Task to complete: Extract each line where the string "this" shows up.

________________________

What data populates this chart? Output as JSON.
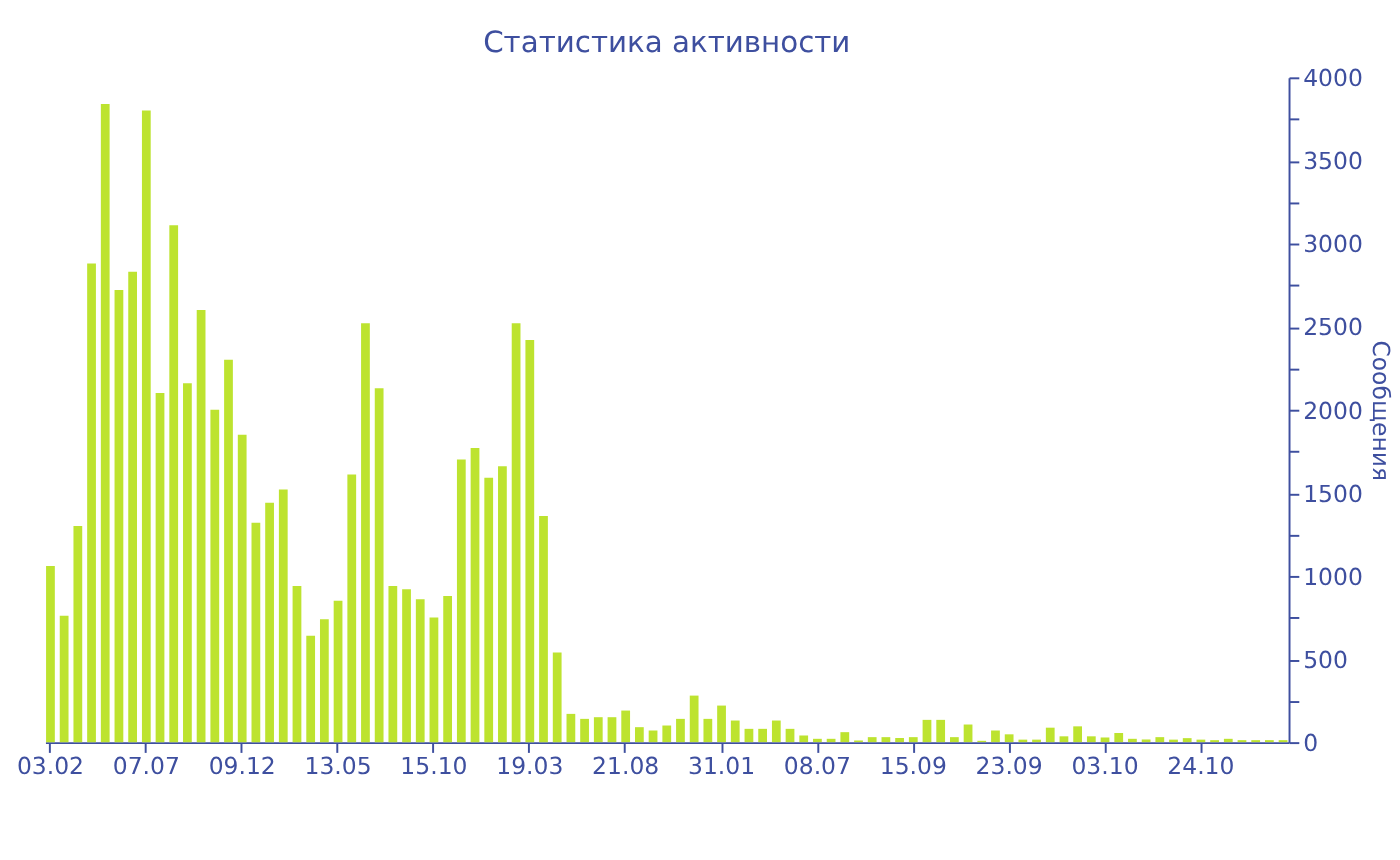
{
  "chart_data": {
    "type": "bar",
    "title": "Статистика активности",
    "ylabel": "Сообщения",
    "categories": [
      "03.02",
      null,
      null,
      null,
      null,
      null,
      null,
      "07.07",
      null,
      null,
      null,
      null,
      null,
      null,
      "09.12",
      null,
      null,
      null,
      null,
      null,
      null,
      "13.05",
      null,
      null,
      null,
      null,
      null,
      null,
      "15.10",
      null,
      null,
      null,
      null,
      null,
      null,
      "19.03",
      null,
      null,
      null,
      null,
      null,
      null,
      "21.08",
      null,
      null,
      null,
      null,
      null,
      null,
      "31.01",
      null,
      null,
      null,
      null,
      null,
      null,
      "08.07",
      null,
      null,
      null,
      null,
      null,
      null,
      "15.09",
      null,
      null,
      null,
      null,
      null,
      null,
      "23.09",
      null,
      null,
      null,
      null,
      null,
      null,
      "03.10",
      null,
      null,
      null,
      null,
      null,
      null,
      "24.10",
      null,
      null,
      null,
      null,
      null,
      null
    ],
    "values": [
      1060,
      760,
      1300,
      2880,
      3840,
      2720,
      2830,
      3800,
      2100,
      3110,
      2160,
      2600,
      2000,
      2300,
      1850,
      1320,
      1440,
      1520,
      940,
      640,
      740,
      850,
      1610,
      2520,
      2130,
      940,
      920,
      860,
      750,
      880,
      1700,
      1770,
      1590,
      1660,
      2520,
      2420,
      1360,
      540,
      170,
      140,
      150,
      150,
      190,
      90,
      70,
      100,
      140,
      280,
      140,
      220,
      130,
      80,
      80,
      130,
      80,
      40,
      20,
      20,
      60,
      10,
      30,
      30,
      25,
      30,
      134,
      134,
      30,
      106,
      8,
      70,
      47,
      15,
      15,
      87,
      35,
      95,
      35,
      28,
      55,
      20,
      16,
      30,
      15,
      24,
      15,
      12,
      20,
      12,
      12,
      12,
      12
    ],
    "color": "#bde32f",
    "ylim": [
      0,
      4000
    ],
    "yticks": [
      0,
      {
        "value": 250,
        "label": null
      },
      500,
      {
        "value": 750,
        "label": null
      },
      1000,
      {
        "value": 1250,
        "label": null
      },
      1500,
      {
        "value": 1750,
        "label": null
      },
      2000,
      {
        "value": 2250,
        "label": null
      },
      2500,
      {
        "value": 2750,
        "label": null
      },
      3000,
      {
        "value": 3250,
        "label": null
      },
      3500,
      {
        "value": 3750,
        "label": null
      },
      4000
    ],
    "grid": false
  }
}
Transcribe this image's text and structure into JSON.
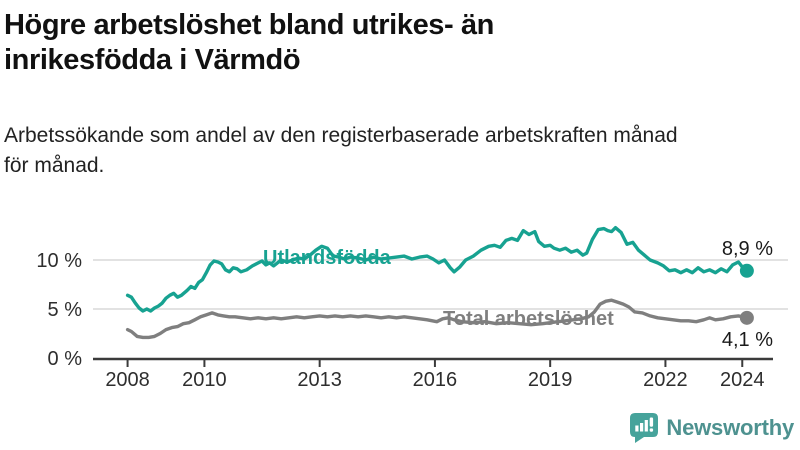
{
  "header": {
    "title": "Högre arbetslöshet bland utrikes- än\ninrikesfödda i Värmdö",
    "subtitle": "Arbetssökande som andel av den registerbaserade arbetskraften månad\nför månad."
  },
  "footer": {
    "brand": "Newsworthy",
    "logo_color": "#46a39b",
    "wordmark_color": "#4e9290"
  },
  "chart_data": {
    "type": "line",
    "title": "",
    "xlabel": "",
    "ylabel": "",
    "xlim": [
      2007.1,
      2024.8
    ],
    "ylim": [
      0,
      14
    ],
    "grid": "horizontal",
    "legend_position": "inline-labels",
    "x_ticks": [
      {
        "value": 2008,
        "label": "2008"
      },
      {
        "value": 2010,
        "label": "2010"
      },
      {
        "value": 2013,
        "label": "2013"
      },
      {
        "value": 2016,
        "label": "2016"
      },
      {
        "value": 2019,
        "label": "2019"
      },
      {
        "value": 2022,
        "label": "2022"
      },
      {
        "value": 2024,
        "label": "2024"
      }
    ],
    "y_ticks": [
      {
        "value": 0,
        "label": "0 %"
      },
      {
        "value": 5,
        "label": "5 %"
      },
      {
        "value": 10,
        "label": "10 %"
      }
    ],
    "style": {
      "grid_color": "#d9d9d9",
      "axis_color": "#3b3b3b",
      "tick_text_color": "#2e2e2e",
      "value_label_color": "#1a1a1a"
    },
    "series": [
      {
        "id": "utlandsfodda",
        "name": "Utlandsfödda",
        "color": "#17a291",
        "end_label": "8,9 %",
        "end_value": 8.9,
        "points": [
          [
            2008.0,
            6.4
          ],
          [
            2008.1,
            6.2
          ],
          [
            2008.2,
            5.6
          ],
          [
            2008.3,
            5.1
          ],
          [
            2008.4,
            4.8
          ],
          [
            2008.5,
            5.0
          ],
          [
            2008.6,
            4.8
          ],
          [
            2008.7,
            5.1
          ],
          [
            2008.8,
            5.3
          ],
          [
            2008.9,
            5.6
          ],
          [
            2009.0,
            6.1
          ],
          [
            2009.1,
            6.4
          ],
          [
            2009.2,
            6.6
          ],
          [
            2009.3,
            6.2
          ],
          [
            2009.4,
            6.4
          ],
          [
            2009.55,
            6.9
          ],
          [
            2009.65,
            7.3
          ],
          [
            2009.75,
            7.1
          ],
          [
            2009.85,
            7.7
          ],
          [
            2009.95,
            8.0
          ],
          [
            2010.05,
            8.7
          ],
          [
            2010.15,
            9.5
          ],
          [
            2010.25,
            9.9
          ],
          [
            2010.35,
            9.8
          ],
          [
            2010.45,
            9.6
          ],
          [
            2010.55,
            9.0
          ],
          [
            2010.65,
            8.8
          ],
          [
            2010.75,
            9.2
          ],
          [
            2010.85,
            9.1
          ],
          [
            2010.95,
            8.8
          ],
          [
            2011.1,
            9.0
          ],
          [
            2011.25,
            9.4
          ],
          [
            2011.4,
            9.7
          ],
          [
            2011.5,
            9.9
          ],
          [
            2011.6,
            9.5
          ],
          [
            2011.7,
            9.7
          ],
          [
            2011.8,
            9.4
          ],
          [
            2011.9,
            9.7
          ],
          [
            2012.0,
            10.0
          ],
          [
            2012.15,
            9.8
          ],
          [
            2012.3,
            10.0
          ],
          [
            2012.45,
            10.2
          ],
          [
            2012.6,
            10.1
          ],
          [
            2012.75,
            10.5
          ],
          [
            2012.9,
            11.0
          ],
          [
            2013.05,
            11.4
          ],
          [
            2013.2,
            11.2
          ],
          [
            2013.35,
            10.4
          ],
          [
            2013.5,
            10.3
          ],
          [
            2013.65,
            10.1
          ],
          [
            2013.8,
            10.3
          ],
          [
            2014.0,
            10.2
          ],
          [
            2014.2,
            10.0
          ],
          [
            2014.4,
            10.3
          ],
          [
            2014.6,
            10.1
          ],
          [
            2014.8,
            10.2
          ],
          [
            2015.0,
            10.3
          ],
          [
            2015.2,
            10.4
          ],
          [
            2015.4,
            10.1
          ],
          [
            2015.6,
            10.3
          ],
          [
            2015.8,
            10.4
          ],
          [
            2015.95,
            10.1
          ],
          [
            2016.1,
            9.7
          ],
          [
            2016.25,
            10.0
          ],
          [
            2016.4,
            9.2
          ],
          [
            2016.5,
            8.8
          ],
          [
            2016.65,
            9.3
          ],
          [
            2016.8,
            10.0
          ],
          [
            2017.0,
            10.4
          ],
          [
            2017.2,
            11.0
          ],
          [
            2017.4,
            11.4
          ],
          [
            2017.55,
            11.5
          ],
          [
            2017.7,
            11.3
          ],
          [
            2017.85,
            12.0
          ],
          [
            2018.0,
            12.2
          ],
          [
            2018.15,
            12.0
          ],
          [
            2018.3,
            13.0
          ],
          [
            2018.45,
            12.6
          ],
          [
            2018.6,
            12.9
          ],
          [
            2018.7,
            11.9
          ],
          [
            2018.85,
            11.4
          ],
          [
            2019.0,
            11.5
          ],
          [
            2019.1,
            11.2
          ],
          [
            2019.25,
            11.0
          ],
          [
            2019.4,
            11.2
          ],
          [
            2019.55,
            10.8
          ],
          [
            2019.7,
            11.0
          ],
          [
            2019.85,
            10.5
          ],
          [
            2019.95,
            10.7
          ],
          [
            2020.1,
            12.1
          ],
          [
            2020.25,
            13.1
          ],
          [
            2020.4,
            13.2
          ],
          [
            2020.5,
            13.0
          ],
          [
            2020.6,
            12.9
          ],
          [
            2020.7,
            13.3
          ],
          [
            2020.85,
            12.8
          ],
          [
            2021.0,
            11.6
          ],
          [
            2021.15,
            11.8
          ],
          [
            2021.3,
            11.0
          ],
          [
            2021.45,
            10.5
          ],
          [
            2021.6,
            10.0
          ],
          [
            2021.8,
            9.7
          ],
          [
            2021.95,
            9.4
          ],
          [
            2022.1,
            8.9
          ],
          [
            2022.25,
            9.0
          ],
          [
            2022.4,
            8.7
          ],
          [
            2022.55,
            9.0
          ],
          [
            2022.7,
            8.7
          ],
          [
            2022.85,
            9.2
          ],
          [
            2023.0,
            8.8
          ],
          [
            2023.15,
            9.0
          ],
          [
            2023.3,
            8.7
          ],
          [
            2023.45,
            9.1
          ],
          [
            2023.6,
            8.8
          ],
          [
            2023.75,
            9.5
          ],
          [
            2023.9,
            9.8
          ],
          [
            2024.0,
            9.3
          ],
          [
            2024.12,
            8.9
          ]
        ]
      },
      {
        "id": "total-arbetsloshet",
        "name": "Total arbetslöshet",
        "color": "#7f7f7f",
        "end_label": "4,1 %",
        "end_value": 4.1,
        "points": [
          [
            2008.0,
            2.9
          ],
          [
            2008.1,
            2.7
          ],
          [
            2008.25,
            2.2
          ],
          [
            2008.4,
            2.1
          ],
          [
            2008.55,
            2.1
          ],
          [
            2008.7,
            2.2
          ],
          [
            2008.85,
            2.5
          ],
          [
            2009.0,
            2.9
          ],
          [
            2009.15,
            3.1
          ],
          [
            2009.3,
            3.2
          ],
          [
            2009.45,
            3.5
          ],
          [
            2009.6,
            3.6
          ],
          [
            2009.75,
            3.9
          ],
          [
            2009.9,
            4.2
          ],
          [
            2010.05,
            4.4
          ],
          [
            2010.2,
            4.6
          ],
          [
            2010.35,
            4.4
          ],
          [
            2010.5,
            4.3
          ],
          [
            2010.65,
            4.2
          ],
          [
            2010.8,
            4.2
          ],
          [
            2011.0,
            4.1
          ],
          [
            2011.2,
            4.0
          ],
          [
            2011.4,
            4.1
          ],
          [
            2011.6,
            4.0
          ],
          [
            2011.8,
            4.1
          ],
          [
            2012.0,
            4.0
          ],
          [
            2012.2,
            4.1
          ],
          [
            2012.4,
            4.2
          ],
          [
            2012.6,
            4.1
          ],
          [
            2012.8,
            4.2
          ],
          [
            2013.0,
            4.3
          ],
          [
            2013.2,
            4.2
          ],
          [
            2013.4,
            4.3
          ],
          [
            2013.6,
            4.2
          ],
          [
            2013.8,
            4.3
          ],
          [
            2014.0,
            4.2
          ],
          [
            2014.2,
            4.3
          ],
          [
            2014.4,
            4.2
          ],
          [
            2014.6,
            4.1
          ],
          [
            2014.8,
            4.2
          ],
          [
            2015.0,
            4.1
          ],
          [
            2015.2,
            4.2
          ],
          [
            2015.4,
            4.1
          ],
          [
            2015.6,
            4.0
          ],
          [
            2015.8,
            3.9
          ],
          [
            2016.05,
            3.7
          ],
          [
            2016.2,
            4.0
          ],
          [
            2016.35,
            4.1
          ],
          [
            2016.5,
            3.9
          ],
          [
            2016.7,
            3.7
          ],
          [
            2017.0,
            3.6
          ],
          [
            2017.3,
            3.7
          ],
          [
            2017.6,
            3.5
          ],
          [
            2017.9,
            3.6
          ],
          [
            2018.2,
            3.5
          ],
          [
            2018.5,
            3.4
          ],
          [
            2018.8,
            3.5
          ],
          [
            2019.0,
            3.6
          ],
          [
            2019.2,
            3.7
          ],
          [
            2019.4,
            3.8
          ],
          [
            2019.6,
            3.9
          ],
          [
            2019.8,
            4.0
          ],
          [
            2020.0,
            4.2
          ],
          [
            2020.15,
            4.7
          ],
          [
            2020.3,
            5.5
          ],
          [
            2020.45,
            5.8
          ],
          [
            2020.6,
            5.9
          ],
          [
            2020.75,
            5.7
          ],
          [
            2020.9,
            5.5
          ],
          [
            2021.05,
            5.2
          ],
          [
            2021.2,
            4.7
          ],
          [
            2021.4,
            4.6
          ],
          [
            2021.6,
            4.3
          ],
          [
            2021.8,
            4.1
          ],
          [
            2022.0,
            4.0
          ],
          [
            2022.2,
            3.9
          ],
          [
            2022.4,
            3.8
          ],
          [
            2022.6,
            3.8
          ],
          [
            2022.8,
            3.7
          ],
          [
            2023.0,
            3.9
          ],
          [
            2023.15,
            4.1
          ],
          [
            2023.3,
            3.9
          ],
          [
            2023.5,
            4.0
          ],
          [
            2023.7,
            4.2
          ],
          [
            2023.9,
            4.3
          ],
          [
            2024.0,
            4.2
          ],
          [
            2024.12,
            4.1
          ]
        ]
      }
    ]
  }
}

________________________

Finished exercise:
What data populates this chart? Output as JSON.
Transcribe this image's text and structure into JSON.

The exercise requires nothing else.